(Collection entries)
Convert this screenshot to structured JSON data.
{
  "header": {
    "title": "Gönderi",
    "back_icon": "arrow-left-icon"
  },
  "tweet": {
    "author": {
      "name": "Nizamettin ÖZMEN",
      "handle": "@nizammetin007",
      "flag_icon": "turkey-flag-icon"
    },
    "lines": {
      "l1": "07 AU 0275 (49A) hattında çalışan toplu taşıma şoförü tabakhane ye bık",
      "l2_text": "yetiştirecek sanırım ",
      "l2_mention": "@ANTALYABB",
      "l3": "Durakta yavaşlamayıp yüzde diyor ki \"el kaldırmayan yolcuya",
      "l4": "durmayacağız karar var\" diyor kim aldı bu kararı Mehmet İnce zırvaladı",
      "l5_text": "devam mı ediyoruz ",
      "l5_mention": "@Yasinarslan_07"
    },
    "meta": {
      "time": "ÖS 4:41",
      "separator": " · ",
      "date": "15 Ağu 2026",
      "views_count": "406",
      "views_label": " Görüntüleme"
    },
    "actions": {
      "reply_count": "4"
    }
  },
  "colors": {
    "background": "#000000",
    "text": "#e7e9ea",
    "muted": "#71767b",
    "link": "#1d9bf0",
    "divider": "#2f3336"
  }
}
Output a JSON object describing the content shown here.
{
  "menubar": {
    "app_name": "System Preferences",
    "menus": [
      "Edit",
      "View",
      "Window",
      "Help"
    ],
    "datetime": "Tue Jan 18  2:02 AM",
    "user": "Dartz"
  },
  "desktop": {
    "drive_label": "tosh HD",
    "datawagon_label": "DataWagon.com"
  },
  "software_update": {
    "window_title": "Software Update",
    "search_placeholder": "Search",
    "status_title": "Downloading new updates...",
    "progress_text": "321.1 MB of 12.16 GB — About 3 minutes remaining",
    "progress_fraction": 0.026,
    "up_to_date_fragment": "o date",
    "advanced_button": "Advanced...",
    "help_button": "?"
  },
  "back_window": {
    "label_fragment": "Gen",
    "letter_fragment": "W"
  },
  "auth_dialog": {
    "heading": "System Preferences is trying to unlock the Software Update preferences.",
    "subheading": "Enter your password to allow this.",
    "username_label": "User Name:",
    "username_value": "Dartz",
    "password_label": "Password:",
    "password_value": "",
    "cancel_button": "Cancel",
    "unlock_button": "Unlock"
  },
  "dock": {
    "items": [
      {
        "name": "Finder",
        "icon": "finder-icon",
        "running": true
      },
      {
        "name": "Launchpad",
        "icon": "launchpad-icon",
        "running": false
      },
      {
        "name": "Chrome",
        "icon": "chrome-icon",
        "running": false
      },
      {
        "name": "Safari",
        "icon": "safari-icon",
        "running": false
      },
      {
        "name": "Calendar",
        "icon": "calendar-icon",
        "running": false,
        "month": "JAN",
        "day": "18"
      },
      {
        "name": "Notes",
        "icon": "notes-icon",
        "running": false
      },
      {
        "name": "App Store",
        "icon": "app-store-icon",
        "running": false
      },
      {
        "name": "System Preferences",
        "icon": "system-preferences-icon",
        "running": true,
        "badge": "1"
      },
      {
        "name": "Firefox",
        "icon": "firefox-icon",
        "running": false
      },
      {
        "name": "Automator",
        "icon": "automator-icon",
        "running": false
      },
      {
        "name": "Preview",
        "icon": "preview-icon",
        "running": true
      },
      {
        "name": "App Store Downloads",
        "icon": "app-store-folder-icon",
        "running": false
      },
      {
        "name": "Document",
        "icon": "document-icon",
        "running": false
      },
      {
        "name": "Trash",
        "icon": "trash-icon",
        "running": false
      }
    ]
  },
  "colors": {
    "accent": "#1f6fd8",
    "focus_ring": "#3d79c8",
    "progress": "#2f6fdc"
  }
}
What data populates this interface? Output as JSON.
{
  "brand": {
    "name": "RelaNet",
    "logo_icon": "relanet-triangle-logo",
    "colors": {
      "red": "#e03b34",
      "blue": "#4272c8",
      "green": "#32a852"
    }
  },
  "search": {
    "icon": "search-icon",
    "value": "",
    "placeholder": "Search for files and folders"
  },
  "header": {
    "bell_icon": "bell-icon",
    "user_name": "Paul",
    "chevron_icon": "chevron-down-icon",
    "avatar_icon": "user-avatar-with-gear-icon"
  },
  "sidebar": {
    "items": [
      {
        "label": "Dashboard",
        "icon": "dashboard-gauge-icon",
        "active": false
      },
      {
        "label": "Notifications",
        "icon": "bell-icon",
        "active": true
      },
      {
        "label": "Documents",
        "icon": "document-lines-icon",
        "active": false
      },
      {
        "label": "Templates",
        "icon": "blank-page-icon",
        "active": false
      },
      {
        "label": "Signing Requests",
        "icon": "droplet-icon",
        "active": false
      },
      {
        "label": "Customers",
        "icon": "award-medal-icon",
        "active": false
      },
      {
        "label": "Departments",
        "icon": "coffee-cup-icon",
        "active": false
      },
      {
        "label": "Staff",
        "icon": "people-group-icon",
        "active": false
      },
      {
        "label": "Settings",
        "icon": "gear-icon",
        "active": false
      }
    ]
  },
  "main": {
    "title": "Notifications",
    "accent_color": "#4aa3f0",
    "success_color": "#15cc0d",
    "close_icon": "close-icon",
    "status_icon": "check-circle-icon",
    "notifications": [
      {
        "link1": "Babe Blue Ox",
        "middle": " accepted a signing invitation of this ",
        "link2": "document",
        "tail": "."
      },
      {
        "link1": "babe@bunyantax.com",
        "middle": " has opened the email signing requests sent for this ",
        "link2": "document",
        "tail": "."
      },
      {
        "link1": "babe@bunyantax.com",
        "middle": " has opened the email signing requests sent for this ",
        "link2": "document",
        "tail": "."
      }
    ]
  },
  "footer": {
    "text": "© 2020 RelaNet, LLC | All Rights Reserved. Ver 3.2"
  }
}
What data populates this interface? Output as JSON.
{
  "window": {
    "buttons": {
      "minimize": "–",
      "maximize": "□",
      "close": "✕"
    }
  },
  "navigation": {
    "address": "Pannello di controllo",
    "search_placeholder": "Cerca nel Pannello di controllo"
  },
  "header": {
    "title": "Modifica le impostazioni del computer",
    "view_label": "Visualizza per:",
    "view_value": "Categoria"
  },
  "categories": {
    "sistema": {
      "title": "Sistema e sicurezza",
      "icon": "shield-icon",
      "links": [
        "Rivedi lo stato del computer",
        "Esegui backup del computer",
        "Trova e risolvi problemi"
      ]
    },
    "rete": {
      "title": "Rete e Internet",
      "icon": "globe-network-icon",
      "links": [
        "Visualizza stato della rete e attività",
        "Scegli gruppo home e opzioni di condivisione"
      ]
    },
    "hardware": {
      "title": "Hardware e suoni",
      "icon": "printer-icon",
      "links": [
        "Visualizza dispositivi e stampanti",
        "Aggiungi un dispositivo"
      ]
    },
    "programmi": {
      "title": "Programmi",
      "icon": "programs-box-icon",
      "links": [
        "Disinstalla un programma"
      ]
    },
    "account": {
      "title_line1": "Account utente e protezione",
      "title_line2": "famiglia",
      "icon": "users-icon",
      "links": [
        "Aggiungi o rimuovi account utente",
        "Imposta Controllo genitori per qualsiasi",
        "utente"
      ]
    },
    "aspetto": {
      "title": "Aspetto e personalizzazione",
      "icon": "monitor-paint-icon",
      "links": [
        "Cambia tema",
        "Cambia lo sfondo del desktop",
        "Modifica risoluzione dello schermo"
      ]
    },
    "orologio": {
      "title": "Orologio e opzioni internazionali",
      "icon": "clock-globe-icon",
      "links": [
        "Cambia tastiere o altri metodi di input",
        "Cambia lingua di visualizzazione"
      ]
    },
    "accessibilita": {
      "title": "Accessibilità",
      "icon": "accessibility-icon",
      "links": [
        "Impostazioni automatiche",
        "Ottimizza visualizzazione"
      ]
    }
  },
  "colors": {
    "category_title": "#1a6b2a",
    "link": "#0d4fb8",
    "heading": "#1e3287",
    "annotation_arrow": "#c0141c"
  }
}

What the task asks – In the entries above, count each line that holds "stato". Give the total and nothing else.

Full response – 2